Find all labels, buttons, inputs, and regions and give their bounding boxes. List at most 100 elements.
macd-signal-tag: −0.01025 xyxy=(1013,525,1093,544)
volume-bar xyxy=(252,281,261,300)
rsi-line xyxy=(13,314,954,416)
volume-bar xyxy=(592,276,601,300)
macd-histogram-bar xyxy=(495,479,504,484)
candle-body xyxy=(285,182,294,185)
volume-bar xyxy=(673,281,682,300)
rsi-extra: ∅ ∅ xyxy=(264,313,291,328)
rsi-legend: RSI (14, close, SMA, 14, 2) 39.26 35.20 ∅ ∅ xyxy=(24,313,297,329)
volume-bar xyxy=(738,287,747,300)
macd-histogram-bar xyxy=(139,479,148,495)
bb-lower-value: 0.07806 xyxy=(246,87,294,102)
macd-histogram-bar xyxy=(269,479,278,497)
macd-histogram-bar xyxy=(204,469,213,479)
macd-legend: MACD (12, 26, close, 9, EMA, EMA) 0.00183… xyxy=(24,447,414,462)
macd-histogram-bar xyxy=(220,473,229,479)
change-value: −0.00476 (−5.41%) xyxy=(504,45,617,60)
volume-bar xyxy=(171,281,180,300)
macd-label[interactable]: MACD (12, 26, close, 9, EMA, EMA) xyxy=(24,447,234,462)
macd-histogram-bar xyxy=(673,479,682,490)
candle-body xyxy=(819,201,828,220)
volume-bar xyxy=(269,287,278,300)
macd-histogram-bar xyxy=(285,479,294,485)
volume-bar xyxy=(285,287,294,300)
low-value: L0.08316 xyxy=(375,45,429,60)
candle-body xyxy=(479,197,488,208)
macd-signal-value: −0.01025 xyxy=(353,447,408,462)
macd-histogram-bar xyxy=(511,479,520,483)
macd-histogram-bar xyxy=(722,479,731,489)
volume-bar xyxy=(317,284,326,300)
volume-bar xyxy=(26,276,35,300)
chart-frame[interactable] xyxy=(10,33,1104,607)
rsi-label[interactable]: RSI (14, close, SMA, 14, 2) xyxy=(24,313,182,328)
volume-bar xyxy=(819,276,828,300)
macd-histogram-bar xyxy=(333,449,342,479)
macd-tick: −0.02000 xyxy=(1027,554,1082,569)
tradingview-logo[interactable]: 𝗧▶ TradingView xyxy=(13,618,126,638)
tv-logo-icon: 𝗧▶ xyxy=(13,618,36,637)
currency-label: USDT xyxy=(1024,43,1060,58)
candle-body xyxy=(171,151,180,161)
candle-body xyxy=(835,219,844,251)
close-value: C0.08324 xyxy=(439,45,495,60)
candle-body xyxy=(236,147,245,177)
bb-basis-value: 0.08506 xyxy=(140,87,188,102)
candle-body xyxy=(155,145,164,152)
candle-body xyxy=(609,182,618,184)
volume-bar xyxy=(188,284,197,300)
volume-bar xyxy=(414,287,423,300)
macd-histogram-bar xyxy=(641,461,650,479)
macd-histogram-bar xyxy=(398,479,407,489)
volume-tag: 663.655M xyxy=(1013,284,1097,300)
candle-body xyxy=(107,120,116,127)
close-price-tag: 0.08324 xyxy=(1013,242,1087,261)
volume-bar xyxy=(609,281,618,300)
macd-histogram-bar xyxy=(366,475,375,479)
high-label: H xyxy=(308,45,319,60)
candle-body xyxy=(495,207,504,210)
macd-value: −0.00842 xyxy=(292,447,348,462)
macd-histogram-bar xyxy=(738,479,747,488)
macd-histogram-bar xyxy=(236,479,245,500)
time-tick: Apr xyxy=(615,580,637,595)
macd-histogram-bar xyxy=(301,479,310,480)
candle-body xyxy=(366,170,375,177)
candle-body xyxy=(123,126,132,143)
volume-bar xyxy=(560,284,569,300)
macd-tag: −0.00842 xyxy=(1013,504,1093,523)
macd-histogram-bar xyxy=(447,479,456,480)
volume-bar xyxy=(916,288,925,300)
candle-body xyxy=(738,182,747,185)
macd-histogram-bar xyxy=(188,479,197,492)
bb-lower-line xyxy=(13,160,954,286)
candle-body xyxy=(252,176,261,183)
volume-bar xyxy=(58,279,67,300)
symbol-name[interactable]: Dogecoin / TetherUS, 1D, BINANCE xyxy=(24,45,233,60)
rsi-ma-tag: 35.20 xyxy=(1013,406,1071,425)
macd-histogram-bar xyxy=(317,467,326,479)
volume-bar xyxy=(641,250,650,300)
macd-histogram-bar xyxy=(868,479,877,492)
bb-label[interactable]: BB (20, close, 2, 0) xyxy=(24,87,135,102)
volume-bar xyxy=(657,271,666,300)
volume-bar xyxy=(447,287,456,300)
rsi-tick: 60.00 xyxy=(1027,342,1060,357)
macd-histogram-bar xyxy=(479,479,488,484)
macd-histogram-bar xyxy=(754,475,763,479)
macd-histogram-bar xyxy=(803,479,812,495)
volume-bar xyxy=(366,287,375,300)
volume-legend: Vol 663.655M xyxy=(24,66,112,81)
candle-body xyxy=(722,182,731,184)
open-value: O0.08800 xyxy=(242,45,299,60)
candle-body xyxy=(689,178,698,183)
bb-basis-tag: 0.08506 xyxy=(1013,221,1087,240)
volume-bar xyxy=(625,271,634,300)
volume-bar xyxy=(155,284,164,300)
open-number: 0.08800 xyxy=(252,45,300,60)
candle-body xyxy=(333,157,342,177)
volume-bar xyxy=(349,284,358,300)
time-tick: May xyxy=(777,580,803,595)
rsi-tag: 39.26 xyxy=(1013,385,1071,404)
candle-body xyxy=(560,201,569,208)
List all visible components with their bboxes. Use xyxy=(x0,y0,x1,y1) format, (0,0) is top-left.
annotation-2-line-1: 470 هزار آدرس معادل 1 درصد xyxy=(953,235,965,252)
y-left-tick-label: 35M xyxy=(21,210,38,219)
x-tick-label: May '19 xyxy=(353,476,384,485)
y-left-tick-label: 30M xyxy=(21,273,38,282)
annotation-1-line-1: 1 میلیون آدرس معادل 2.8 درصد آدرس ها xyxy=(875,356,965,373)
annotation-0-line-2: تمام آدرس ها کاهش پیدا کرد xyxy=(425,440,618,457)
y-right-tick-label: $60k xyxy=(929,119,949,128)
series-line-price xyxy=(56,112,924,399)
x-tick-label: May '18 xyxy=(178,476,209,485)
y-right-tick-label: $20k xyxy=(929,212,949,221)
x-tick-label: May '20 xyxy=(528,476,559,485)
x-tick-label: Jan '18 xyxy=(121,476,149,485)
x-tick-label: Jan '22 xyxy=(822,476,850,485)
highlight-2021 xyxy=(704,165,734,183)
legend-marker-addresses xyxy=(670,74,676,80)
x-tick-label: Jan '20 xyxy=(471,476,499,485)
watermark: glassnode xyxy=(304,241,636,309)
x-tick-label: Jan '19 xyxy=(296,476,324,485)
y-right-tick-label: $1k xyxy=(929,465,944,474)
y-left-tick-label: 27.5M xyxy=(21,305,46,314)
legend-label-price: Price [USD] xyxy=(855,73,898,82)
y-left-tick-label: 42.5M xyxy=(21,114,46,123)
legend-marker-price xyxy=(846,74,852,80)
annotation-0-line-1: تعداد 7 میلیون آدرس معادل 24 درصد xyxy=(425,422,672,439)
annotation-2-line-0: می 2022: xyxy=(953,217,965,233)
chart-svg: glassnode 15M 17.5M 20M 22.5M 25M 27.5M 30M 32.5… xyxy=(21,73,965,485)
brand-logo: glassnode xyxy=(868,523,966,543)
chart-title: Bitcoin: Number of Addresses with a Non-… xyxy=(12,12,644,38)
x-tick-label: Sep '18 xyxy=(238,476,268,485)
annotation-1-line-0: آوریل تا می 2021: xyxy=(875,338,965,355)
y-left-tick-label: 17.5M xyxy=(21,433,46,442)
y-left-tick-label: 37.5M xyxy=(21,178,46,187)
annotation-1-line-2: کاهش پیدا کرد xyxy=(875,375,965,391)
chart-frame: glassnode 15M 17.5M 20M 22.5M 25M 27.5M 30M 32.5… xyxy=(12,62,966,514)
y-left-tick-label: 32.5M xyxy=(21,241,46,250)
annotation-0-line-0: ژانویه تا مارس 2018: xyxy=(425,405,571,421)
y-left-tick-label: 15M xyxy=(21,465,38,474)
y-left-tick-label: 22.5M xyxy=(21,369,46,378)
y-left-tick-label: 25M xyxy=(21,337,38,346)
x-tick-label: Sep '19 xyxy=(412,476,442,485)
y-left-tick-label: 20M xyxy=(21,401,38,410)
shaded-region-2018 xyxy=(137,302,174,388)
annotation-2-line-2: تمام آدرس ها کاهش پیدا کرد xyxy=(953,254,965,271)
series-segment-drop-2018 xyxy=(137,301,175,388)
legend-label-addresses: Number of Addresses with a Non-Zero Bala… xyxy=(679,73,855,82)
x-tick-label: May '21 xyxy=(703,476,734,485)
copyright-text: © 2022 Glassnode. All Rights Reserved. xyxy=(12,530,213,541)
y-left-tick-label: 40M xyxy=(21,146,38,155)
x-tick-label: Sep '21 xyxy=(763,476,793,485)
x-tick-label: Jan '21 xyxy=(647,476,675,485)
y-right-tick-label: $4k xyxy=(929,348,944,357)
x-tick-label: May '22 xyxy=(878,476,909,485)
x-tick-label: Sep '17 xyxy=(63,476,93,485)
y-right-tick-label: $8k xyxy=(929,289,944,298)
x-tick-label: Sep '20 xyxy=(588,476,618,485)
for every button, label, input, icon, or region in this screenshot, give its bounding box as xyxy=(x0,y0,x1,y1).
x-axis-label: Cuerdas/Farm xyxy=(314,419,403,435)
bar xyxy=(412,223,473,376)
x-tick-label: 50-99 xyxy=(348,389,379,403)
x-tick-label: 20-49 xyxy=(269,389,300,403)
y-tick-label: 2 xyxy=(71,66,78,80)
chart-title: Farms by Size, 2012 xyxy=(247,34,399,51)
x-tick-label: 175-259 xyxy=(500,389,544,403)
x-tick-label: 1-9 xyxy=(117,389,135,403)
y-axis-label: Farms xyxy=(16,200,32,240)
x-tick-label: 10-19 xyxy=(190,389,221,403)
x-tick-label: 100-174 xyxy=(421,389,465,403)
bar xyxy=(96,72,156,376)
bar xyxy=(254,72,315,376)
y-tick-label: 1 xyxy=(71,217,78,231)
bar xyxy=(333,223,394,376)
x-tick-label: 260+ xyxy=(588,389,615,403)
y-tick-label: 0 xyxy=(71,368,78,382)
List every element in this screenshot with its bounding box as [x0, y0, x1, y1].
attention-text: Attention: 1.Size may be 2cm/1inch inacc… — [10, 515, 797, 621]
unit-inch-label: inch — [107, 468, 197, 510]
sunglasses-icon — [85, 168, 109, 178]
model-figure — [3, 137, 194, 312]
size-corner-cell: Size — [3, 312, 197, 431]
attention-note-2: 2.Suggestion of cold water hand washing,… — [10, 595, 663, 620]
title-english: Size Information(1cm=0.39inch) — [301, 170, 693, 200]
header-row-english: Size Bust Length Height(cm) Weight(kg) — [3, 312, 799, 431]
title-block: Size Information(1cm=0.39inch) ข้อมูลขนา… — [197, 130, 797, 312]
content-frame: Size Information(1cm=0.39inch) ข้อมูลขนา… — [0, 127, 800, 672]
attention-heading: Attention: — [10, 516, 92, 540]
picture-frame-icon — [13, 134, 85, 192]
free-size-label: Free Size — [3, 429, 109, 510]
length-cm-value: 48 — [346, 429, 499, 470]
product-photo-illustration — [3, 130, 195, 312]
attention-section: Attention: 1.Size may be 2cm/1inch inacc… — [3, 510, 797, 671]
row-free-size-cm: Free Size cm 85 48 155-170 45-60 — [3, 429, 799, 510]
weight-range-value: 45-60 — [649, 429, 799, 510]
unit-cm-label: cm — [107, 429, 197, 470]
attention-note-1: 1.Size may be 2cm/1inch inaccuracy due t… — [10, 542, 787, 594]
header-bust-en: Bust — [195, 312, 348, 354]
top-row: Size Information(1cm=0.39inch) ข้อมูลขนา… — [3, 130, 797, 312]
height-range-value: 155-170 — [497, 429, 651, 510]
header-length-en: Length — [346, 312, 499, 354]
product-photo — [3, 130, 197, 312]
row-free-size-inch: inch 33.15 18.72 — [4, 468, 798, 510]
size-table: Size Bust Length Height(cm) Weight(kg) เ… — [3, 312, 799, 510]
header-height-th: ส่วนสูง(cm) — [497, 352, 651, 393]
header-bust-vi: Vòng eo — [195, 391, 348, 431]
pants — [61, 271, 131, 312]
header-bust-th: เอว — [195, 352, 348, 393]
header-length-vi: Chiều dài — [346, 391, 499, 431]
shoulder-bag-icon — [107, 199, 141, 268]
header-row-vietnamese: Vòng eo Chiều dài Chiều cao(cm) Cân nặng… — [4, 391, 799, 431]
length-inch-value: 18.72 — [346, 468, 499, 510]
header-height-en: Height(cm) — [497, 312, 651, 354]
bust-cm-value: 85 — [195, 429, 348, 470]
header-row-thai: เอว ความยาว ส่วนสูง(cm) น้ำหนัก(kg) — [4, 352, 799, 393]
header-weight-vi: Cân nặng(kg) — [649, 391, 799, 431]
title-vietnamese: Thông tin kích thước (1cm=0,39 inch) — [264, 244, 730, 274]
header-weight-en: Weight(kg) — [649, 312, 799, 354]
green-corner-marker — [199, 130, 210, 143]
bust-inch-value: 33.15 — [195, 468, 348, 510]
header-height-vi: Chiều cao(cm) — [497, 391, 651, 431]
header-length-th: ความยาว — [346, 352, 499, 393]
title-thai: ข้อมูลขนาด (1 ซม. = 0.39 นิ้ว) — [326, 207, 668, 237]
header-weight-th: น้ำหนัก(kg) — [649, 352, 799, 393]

* * *

**PROBLEM REQUIREMENTS**:
Please copy out the entries word for word, from the very first line through the line containing "macd-label[interactable]: MACD (12, 26, close, 9, EMA, EMA)", including that line.

**RESPONSE TO THIS EXERCISE**:
Find all labels, buttons, inputs, and regions and give their bounding boxes. List at most 100 elements.
macd-signal-tag: −0.01025 xyxy=(1013,525,1093,544)
volume-bar xyxy=(252,281,261,300)
rsi-line xyxy=(13,314,954,416)
volume-bar xyxy=(592,276,601,300)
macd-histogram-bar xyxy=(495,479,504,484)
candle-body xyxy=(285,182,294,185)
volume-bar xyxy=(673,281,682,300)
rsi-extra: ∅ ∅ xyxy=(264,313,291,328)
rsi-legend: RSI (14, close, SMA, 14, 2) 39.26 35.20 ∅ ∅ xyxy=(24,313,297,329)
volume-bar xyxy=(738,287,747,300)
macd-histogram-bar xyxy=(139,479,148,495)
bb-lower-value: 0.07806 xyxy=(246,87,294,102)
macd-histogram-bar xyxy=(269,479,278,497)
macd-histogram-bar xyxy=(204,469,213,479)
macd-legend: MACD (12, 26, close, 9, EMA, EMA) 0.00183… xyxy=(24,447,414,462)
macd-histogram-bar xyxy=(220,473,229,479)
change-value: −0.00476 (−5.41%) xyxy=(504,45,617,60)
volume-bar xyxy=(171,281,180,300)
macd-label[interactable]: MACD (12, 26, close, 9, EMA, EMA) xyxy=(24,447,234,462)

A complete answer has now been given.